- [Element position data]:
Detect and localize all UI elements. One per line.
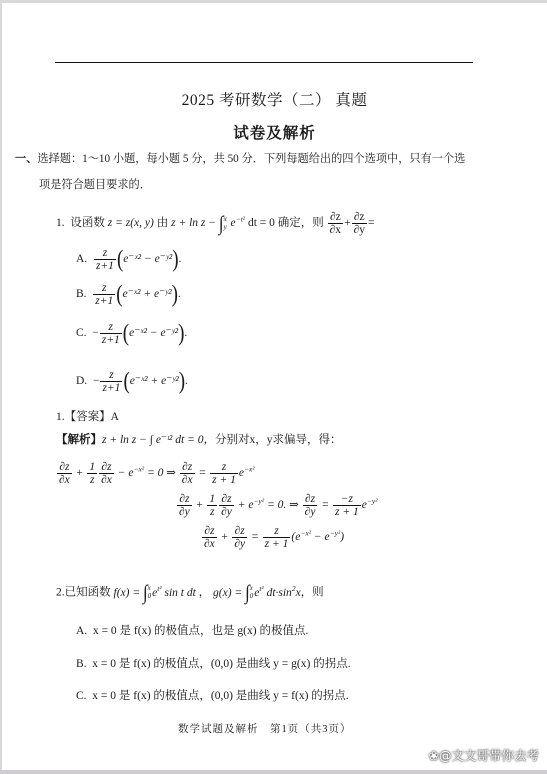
option-text: x = 0 是 f(x) 的极值点，也是 g(x) 的极值点. xyxy=(93,625,308,637)
page-bottom-edge xyxy=(0,770,547,774)
integral-sign: ∫ xyxy=(219,212,224,236)
option-label: D. xyxy=(76,375,87,387)
option-body: e⁻ˣ² − e⁻ʸ² xyxy=(129,327,178,339)
option-label: A. xyxy=(76,253,87,265)
question-1-number: 1. xyxy=(56,217,65,229)
analysis-label: 【解析】 xyxy=(56,434,102,446)
q1-suffix: 确定，则 xyxy=(278,217,324,229)
page-subtitle: 试卷及解析 xyxy=(2,121,547,143)
option-fraction: zz+1 xyxy=(100,369,122,394)
q2-option-b: B. x = 0 是 f(x) 的极值点，(0,0) 是曲线 y = g(x) … xyxy=(76,655,351,671)
section-text-line2: 项是符合题目要求的． xyxy=(39,176,151,192)
q2-g-def: g(x) = ∫x0et² dt·sin2x xyxy=(213,587,301,599)
page-title: 2025 考研数学（二） 真题 xyxy=(2,88,547,110)
q1-dt: dt = 0 xyxy=(248,217,275,229)
analysis-equation: z + ln z − ∫ e⁻ᵗ² dt = 0， xyxy=(102,434,215,446)
q2-option-a: A. x = 0 是 f(x) 的极值点，也是 g(x) 的极值点. xyxy=(76,622,308,638)
watermark: ❀@文文哥带你去考 xyxy=(429,746,540,764)
q1-option-a: A. zz+1(e⁻ˣ² − e⁻ʸ²). xyxy=(76,247,181,272)
question-1-stem: 1. 设函数 z = z(x, y) 由 z + ln z − ∫xy e−t²… xyxy=(56,211,375,236)
q2-f-def: f(x) = ∫x0et² sin t dt xyxy=(114,587,196,599)
section-number: 一、 xyxy=(15,153,37,165)
option-fraction: zz+1 xyxy=(94,247,116,272)
section-heading: 一、选择题：1～10 小题，每小题 5 分，共 50 分．下列每题给出的四个选项… xyxy=(15,150,465,166)
q1-step-2: ∂z∂y + 1z∂z∂y + e−y² = 0. ⇒ ∂z∂y = −zz +… xyxy=(176,493,377,518)
section-text-line1: 选择题：1～10 小题，每小题 5 分，共 50 分．下列每题给出的四个选项中，… xyxy=(37,153,465,165)
q2-prefix: 已知函数 xyxy=(65,587,111,599)
option-label: B. xyxy=(76,288,87,300)
question-2-number: 2. xyxy=(56,587,65,599)
q1-func: z = z(x, y) xyxy=(108,217,154,229)
q1-option-c: C. −zz+1(e⁻ˣ² − e⁻ʸ²). xyxy=(76,321,187,346)
question-2-stem: 2.已知函数 f(x) = ∫x0et² sin t dt ， g(x) = ∫… xyxy=(56,583,324,603)
q1-step-1: ∂z∂x + 1z∂z∂x − e−x² = 0 ⇒ ∂z∂x = zz + 1… xyxy=(56,461,255,486)
q1-mid: 由 xyxy=(157,217,169,229)
q1-prefix: 设函数 xyxy=(70,217,105,229)
analysis-text: 分别对x，y求偏导，得： xyxy=(215,434,342,446)
option-body: e⁻ˣ² + e⁻ʸ² xyxy=(123,288,172,300)
option-body: e⁻ˣ² + e⁻ʸ² xyxy=(130,375,179,387)
integral-limits: xy xyxy=(224,216,227,231)
page-footer: 数学试题及解析 第1页（共3页） xyxy=(178,721,352,736)
q1-option-b: B. zz+1(e⁻ˣ² + e⁻ʸ²). xyxy=(76,282,181,307)
option-text: x = 0 是 f(x) 的极值点，(0,0) 是曲线 y = f(x) 的拐点… xyxy=(92,690,348,702)
q1-option-d: D. −zz+1(e⁻ˣ² + e⁻ʸ²). xyxy=(76,369,188,394)
option-body: e⁻ˣ² − e⁻ʸ² xyxy=(123,253,172,265)
q1-exponent: −t² xyxy=(236,214,245,223)
option-fraction: zz+1 xyxy=(93,282,115,307)
q1-answer: 1.【答案】A xyxy=(56,408,119,424)
paw-icon: ❀ xyxy=(429,748,439,763)
partial-z-y: ∂z∂y xyxy=(352,211,367,236)
q1-eq: z + ln z − xyxy=(171,217,216,229)
option-fraction: zz+1 xyxy=(100,321,122,346)
partial-z-x: ∂z∂x xyxy=(328,211,343,236)
header-rule xyxy=(55,62,473,64)
q1-analysis: 【解析】z + ln z − ∫ e⁻ᵗ² dt = 0，分别对x，y求偏导，得… xyxy=(56,431,341,447)
q1-step-3: ∂z∂x + ∂z∂y = zz + 1(e−x² − e−y²) xyxy=(201,525,344,550)
document-page: 2025 考研数学（二） 真题 试卷及解析 一、选择题：1～10 小题，每小题 … xyxy=(2,3,547,770)
option-label: C. xyxy=(76,327,87,339)
q2-option-c: C. x = 0 是 f(x) 的极值点，(0,0) 是曲线 y = f(x) … xyxy=(76,687,349,703)
option-text: x = 0 是 f(x) 的极值点，(0,0) 是曲线 y = g(x) 的拐点… xyxy=(92,658,350,670)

- [Task prompt]:
Update the entries by replacing every "option-body" with "option-content" and keeping everything else the same. Leave the pictures out of your answer.

- [Answer to the task]:
Detect and localize all UI elements. One per line.
option-text: x = 0 是 f(x) 的极值点，也是 g(x) 的极值点. xyxy=(93,625,308,637)
page-bottom-edge xyxy=(0,770,547,774)
integral-sign: ∫ xyxy=(219,212,224,236)
option-label: D. xyxy=(76,375,87,387)
option-content: e⁻ˣ² − e⁻ʸ² xyxy=(129,327,178,339)
option-label: A. xyxy=(76,253,87,265)
question-1-number: 1. xyxy=(56,217,65,229)
analysis-label: 【解析】 xyxy=(56,434,102,446)
q1-suffix: 确定，则 xyxy=(278,217,324,229)
page-subtitle: 试卷及解析 xyxy=(2,121,547,143)
option-fraction: zz+1 xyxy=(100,369,122,394)
q2-option-b: B. x = 0 是 f(x) 的极值点，(0,0) 是曲线 y = g(x) … xyxy=(76,655,351,671)
section-text-line2: 项是符合题目要求的． xyxy=(39,176,151,192)
q2-g-def: g(x) = ∫x0et² dt·sin2x xyxy=(213,587,301,599)
page-title: 2025 考研数学（二） 真题 xyxy=(2,88,547,110)
q1-dt: dt = 0 xyxy=(248,217,275,229)
analysis-equation: z + ln z − ∫ e⁻ᵗ² dt = 0， xyxy=(102,434,215,446)
q2-option-a: A. x = 0 是 f(x) 的极值点，也是 g(x) 的极值点. xyxy=(76,622,308,638)
watermark: ❀@文文哥带你去考 xyxy=(429,746,540,764)
q1-option-a: A. zz+1(e⁻ˣ² − e⁻ʸ²). xyxy=(76,247,181,272)
question-1-stem: 1. 设函数 z = z(x, y) 由 z + ln z − ∫xy e−t²… xyxy=(56,211,375,236)
q2-f-def: f(x) = ∫x0et² sin t dt xyxy=(114,587,196,599)
section-number: 一、 xyxy=(15,153,37,165)
option-fraction: zz+1 xyxy=(94,247,116,272)
section-heading: 一、选择题：1～10 小题，每小题 5 分，共 50 分．下列每题给出的四个选项… xyxy=(15,150,465,166)
q1-step-2: ∂z∂y + 1z∂z∂y + e−y² = 0. ⇒ ∂z∂y = −zz +… xyxy=(176,493,377,518)
section-text-line1: 选择题：1～10 小题，每小题 5 分，共 50 分．下列每题给出的四个选项中，… xyxy=(37,153,465,165)
q2-prefix: 已知函数 xyxy=(65,587,111,599)
option-label: B. xyxy=(76,288,87,300)
question-2-number: 2. xyxy=(56,587,65,599)
q1-func: z = z(x, y) xyxy=(108,217,154,229)
q1-option-c: C. −zz+1(e⁻ˣ² − e⁻ʸ²). xyxy=(76,321,187,346)
question-2-stem: 2.已知函数 f(x) = ∫x0et² sin t dt ， g(x) = ∫… xyxy=(56,583,324,603)
q1-step-1: ∂z∂x + 1z∂z∂x − e−x² = 0 ⇒ ∂z∂x = zz + 1… xyxy=(56,461,255,486)
q1-mid: 由 xyxy=(157,217,169,229)
q1-prefix: 设函数 xyxy=(70,217,105,229)
analysis-text: 分别对x，y求偏导，得： xyxy=(215,434,342,446)
option-content: e⁻ˣ² + e⁻ʸ² xyxy=(123,288,172,300)
option-content: e⁻ˣ² + e⁻ʸ² xyxy=(130,375,179,387)
integral-limits: xy xyxy=(224,216,227,231)
page-footer: 数学试题及解析 第1页（共3页） xyxy=(178,721,352,736)
q1-option-b: B. zz+1(e⁻ˣ² + e⁻ʸ²). xyxy=(76,282,181,307)
option-text: x = 0 是 f(x) 的极值点，(0,0) 是曲线 y = f(x) 的拐点… xyxy=(92,690,348,702)
q1-option-d: D. −zz+1(e⁻ˣ² + e⁻ʸ²). xyxy=(76,369,188,394)
option-content: e⁻ˣ² − e⁻ʸ² xyxy=(123,253,172,265)
q1-exponent: −t² xyxy=(236,214,245,223)
option-fraction: zz+1 xyxy=(93,282,115,307)
q1-answer: 1.【答案】A xyxy=(56,408,119,424)
paw-icon: ❀ xyxy=(429,748,439,763)
partial-z-y: ∂z∂y xyxy=(352,211,367,236)
q1-eq: z + ln z − xyxy=(171,217,216,229)
option-fraction: zz+1 xyxy=(100,321,122,346)
partial-z-x: ∂z∂x xyxy=(328,211,343,236)
header-rule xyxy=(55,62,473,64)
q1-analysis: 【解析】z + ln z − ∫ e⁻ᵗ² dt = 0，分别对x，y求偏导，得… xyxy=(56,431,341,447)
q1-step-3: ∂z∂x + ∂z∂y = zz + 1(e−x² − e−y²) xyxy=(201,525,344,550)
document-page: 2025 考研数学（二） 真题 试卷及解析 一、选择题：1～10 小题，每小题 … xyxy=(2,3,547,770)
option-label: C. xyxy=(76,327,87,339)
q2-option-c: C. x = 0 是 f(x) 的极值点，(0,0) 是曲线 y = f(x) … xyxy=(76,687,349,703)
option-text: x = 0 是 f(x) 的极值点，(0,0) 是曲线 y = g(x) 的拐点… xyxy=(92,658,350,670)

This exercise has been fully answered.